* **STATED PROBLEM**: Under this task are some entries; return every one of them exactly.

* **RECORD EXTRACTS**:
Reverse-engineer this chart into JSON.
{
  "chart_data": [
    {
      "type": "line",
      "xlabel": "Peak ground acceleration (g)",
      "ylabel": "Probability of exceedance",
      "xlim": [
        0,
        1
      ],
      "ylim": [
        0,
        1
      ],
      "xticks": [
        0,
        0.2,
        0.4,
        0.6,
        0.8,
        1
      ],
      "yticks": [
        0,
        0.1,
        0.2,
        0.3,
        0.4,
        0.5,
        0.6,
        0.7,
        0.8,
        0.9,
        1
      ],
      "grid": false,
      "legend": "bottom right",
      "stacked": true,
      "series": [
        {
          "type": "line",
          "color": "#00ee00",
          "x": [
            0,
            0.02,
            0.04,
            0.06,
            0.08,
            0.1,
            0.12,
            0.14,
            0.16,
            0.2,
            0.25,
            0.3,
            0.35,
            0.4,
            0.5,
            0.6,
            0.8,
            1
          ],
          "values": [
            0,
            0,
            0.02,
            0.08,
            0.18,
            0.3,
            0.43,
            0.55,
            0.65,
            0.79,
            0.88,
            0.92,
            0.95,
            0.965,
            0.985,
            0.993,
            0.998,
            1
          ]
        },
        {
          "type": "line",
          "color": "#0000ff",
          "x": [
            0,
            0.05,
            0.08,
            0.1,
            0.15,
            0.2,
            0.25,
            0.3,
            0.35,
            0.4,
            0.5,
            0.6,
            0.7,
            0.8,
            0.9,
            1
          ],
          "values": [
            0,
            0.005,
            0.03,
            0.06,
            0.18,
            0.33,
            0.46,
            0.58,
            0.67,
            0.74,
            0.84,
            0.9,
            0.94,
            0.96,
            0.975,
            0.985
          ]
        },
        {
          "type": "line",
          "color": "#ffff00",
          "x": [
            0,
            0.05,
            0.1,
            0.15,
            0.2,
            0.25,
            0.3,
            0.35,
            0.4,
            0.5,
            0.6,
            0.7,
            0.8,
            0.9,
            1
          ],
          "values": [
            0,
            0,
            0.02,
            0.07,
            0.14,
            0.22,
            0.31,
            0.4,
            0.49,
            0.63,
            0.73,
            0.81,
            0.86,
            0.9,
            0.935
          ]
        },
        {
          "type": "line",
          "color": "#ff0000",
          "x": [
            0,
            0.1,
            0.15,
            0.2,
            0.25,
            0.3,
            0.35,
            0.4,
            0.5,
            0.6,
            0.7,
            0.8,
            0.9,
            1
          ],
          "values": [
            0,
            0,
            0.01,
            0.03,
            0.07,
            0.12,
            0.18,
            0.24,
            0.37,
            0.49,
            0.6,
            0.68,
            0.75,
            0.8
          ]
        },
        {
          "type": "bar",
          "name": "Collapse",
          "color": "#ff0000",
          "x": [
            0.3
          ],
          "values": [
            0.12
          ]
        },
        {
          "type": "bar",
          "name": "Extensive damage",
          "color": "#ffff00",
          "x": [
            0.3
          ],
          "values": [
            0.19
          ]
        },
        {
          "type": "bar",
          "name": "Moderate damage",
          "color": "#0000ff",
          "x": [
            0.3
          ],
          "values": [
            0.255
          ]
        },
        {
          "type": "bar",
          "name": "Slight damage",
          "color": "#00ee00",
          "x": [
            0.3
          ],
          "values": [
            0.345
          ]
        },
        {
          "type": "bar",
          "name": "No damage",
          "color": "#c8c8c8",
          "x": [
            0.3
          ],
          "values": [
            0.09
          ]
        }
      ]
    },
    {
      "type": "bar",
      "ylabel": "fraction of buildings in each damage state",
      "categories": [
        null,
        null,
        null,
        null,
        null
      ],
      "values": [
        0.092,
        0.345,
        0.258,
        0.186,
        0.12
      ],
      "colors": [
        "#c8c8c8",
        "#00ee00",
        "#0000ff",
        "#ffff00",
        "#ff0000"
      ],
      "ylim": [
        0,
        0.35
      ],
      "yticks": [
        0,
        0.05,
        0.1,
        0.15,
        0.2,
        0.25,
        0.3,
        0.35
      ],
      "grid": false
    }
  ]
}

* **ANSWER**:
Reverse-engineer this chart into JSON.
{
  "chart_data": [
    {
      "type": "line",
      "xlabel": "Peak ground acceleration (g)",
      "ylabel": "Probability of exceedance",
      "xlim": [
        0,
        1
      ],
      "ylim": [
        0,
        1
      ],
      "xticks": [
        0,
        0.2,
        0.4,
        0.6,
        0.8,
        1
      ],
      "yticks": [
        0,
        0.1,
        0.2,
        0.3,
        0.4,
        0.5,
        0.6,
        0.7,
        0.8,
        0.9,
        1
      ],
      "grid": false,
      "legend": "bottom right",
      "stacked": true,
      "series": [
        {
          "type": "line",
          "color": "#00ee00",
          "x": [
            0,
            0.02,
            0.04,
            0.06,
            0.08,
            0.1,
            0.12,
            0.14,
            0.16,
            0.2,
            0.25,
            0.3,
            0.35,
            0.4,
            0.5,
            0.6,
            0.8,
            1
          ],
          "values": [
            0,
            0,
            0.02,
            0.08,
            0.18,
            0.3,
            0.43,
            0.55,
            0.65,
            0.79,
            0.88,
            0.92,
            0.95,
            0.965,
            0.985,
            0.993,
            0.998,
            1
          ]
        },
        {
          "type": "line",
          "color": "#0000ff",
          "x": [
            0,
            0.05,
            0.08,
            0.1,
            0.15,
            0.2,
            0.25,
            0.3,
            0.35,
            0.4,
            0.5,
            0.6,
            0.7,
            0.8,
            0.9,
            1
          ],
          "values": [
            0,
            0.005,
            0.03,
            0.06,
            0.18,
            0.33,
            0.46,
            0.58,
            0.67,
            0.74,
            0.84,
            0.9,
            0.94,
            0.96,
            0.975,
            0.985
          ]
        },
        {
          "type": "line",
          "color": "#ffff00",
          "x": [
            0,
            0.05,
            0.1,
            0.15,
            0.2,
            0.25,
            0.3,
            0.35,
            0.4,
            0.5,
            0.6,
            0.7,
            0.8,
            0.9,
            1
          ],
          "values": [
            0,
            0,
            0.02,
            0.07,
            0.14,
            0.22,
            0.31,
            0.4,
            0.49,
            0.63,
            0.73,
            0.81,
            0.86,
            0.9,
            0.935
          ]
        },
        {
          "type": "line",
          "color": "#ff0000",
          "x": [
            0,
            0.1,
            0.15,
            0.2,
            0.25,
            0.3,
            0.35,
            0.4,
            0.5,
            0.6,
            0.7,
            0.8,
            0.9,
            1
          ],
          "values": [
            0,
            0,
            0.01,
            0.03,
            0.07,
            0.12,
            0.18,
            0.24,
            0.37,
            0.49,
            0.6,
            0.68,
            0.75,
            0.8
          ]
        },
        {
          "type": "bar",
          "name": "Collapse",
          "color": "#ff0000",
          "x": [
            0.3
          ],
          "values": [
            0.12
          ]
        },
        {
          "type": "bar",
          "name": "Extensive damage",
          "color": "#ffff00",
          "x": [
            0.3
          ],
          "values": [
            0.19
          ]
        },
        {
          "type": "bar",
          "name": "Moderate damage",
          "color": "#0000ff",
          "x": [
            0.3
          ],
          "values": [
            0.255
          ]
        },
        {
          "type": "bar",
          "name": "Slight damage",
          "color": "#00ee00",
          "x": [
            0.3
          ],
          "values": [
            0.345
          ]
        },
        {
          "type": "bar",
          "name": "No damage",
          "color": "#c8c8c8",
          "x": [
            0.3
          ],
          "values": [
            0.09
          ]
        }
      ]
    },
    {
      "type": "bar",
      "ylabel": "fraction of buildings in each damage state",
      "categories": [
        null,
        null,
        null,
        null,
        null
      ],
      "values": [
        0.092,
        0.345,
        0.258,
        0.186,
        0.12
      ],
      "colors": [
        "#c8c8c8",
        "#00ee00",
        "#0000ff",
        "#ffff00",
        "#ff0000"
      ],
      "ylim": [
        0,
        0.35
      ],
      "yticks": [
        0,
        0.05,
        0.1,
        0.15,
        0.2,
        0.25,
        0.3,
        0.35
      ],
      "grid": false
    }
  ]
}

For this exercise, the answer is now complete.